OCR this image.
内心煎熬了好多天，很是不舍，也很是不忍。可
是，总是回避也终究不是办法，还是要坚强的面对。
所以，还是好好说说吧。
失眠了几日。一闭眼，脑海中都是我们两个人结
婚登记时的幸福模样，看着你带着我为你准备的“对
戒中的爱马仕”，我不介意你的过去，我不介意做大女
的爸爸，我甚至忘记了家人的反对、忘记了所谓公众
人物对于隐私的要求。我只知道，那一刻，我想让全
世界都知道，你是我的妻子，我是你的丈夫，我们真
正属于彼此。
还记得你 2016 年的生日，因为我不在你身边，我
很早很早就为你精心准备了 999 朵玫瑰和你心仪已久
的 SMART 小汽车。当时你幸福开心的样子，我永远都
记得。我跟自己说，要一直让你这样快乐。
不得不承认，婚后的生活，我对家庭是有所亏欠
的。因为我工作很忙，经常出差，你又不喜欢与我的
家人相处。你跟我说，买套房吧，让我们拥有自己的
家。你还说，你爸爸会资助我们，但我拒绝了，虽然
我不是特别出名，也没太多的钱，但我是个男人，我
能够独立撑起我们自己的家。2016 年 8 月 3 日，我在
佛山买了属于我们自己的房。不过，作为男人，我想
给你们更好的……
*****
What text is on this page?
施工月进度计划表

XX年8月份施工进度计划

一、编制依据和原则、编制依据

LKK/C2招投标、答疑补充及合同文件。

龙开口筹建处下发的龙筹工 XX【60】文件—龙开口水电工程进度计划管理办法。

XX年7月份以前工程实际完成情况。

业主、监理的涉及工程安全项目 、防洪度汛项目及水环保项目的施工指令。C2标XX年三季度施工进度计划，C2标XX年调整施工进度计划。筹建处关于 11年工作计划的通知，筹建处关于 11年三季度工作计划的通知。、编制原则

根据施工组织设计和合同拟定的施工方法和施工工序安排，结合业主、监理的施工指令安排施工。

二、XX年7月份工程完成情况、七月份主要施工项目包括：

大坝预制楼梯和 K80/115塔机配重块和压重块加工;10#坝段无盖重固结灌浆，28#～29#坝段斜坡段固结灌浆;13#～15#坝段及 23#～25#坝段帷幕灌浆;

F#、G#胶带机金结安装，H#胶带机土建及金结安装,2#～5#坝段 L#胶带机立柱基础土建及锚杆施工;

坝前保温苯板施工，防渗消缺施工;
*****
SET EXERCISE:
In the records above, find each line holding "this" and copy it.

ANSWER BELOW:
OCR this image.
What text is on this page?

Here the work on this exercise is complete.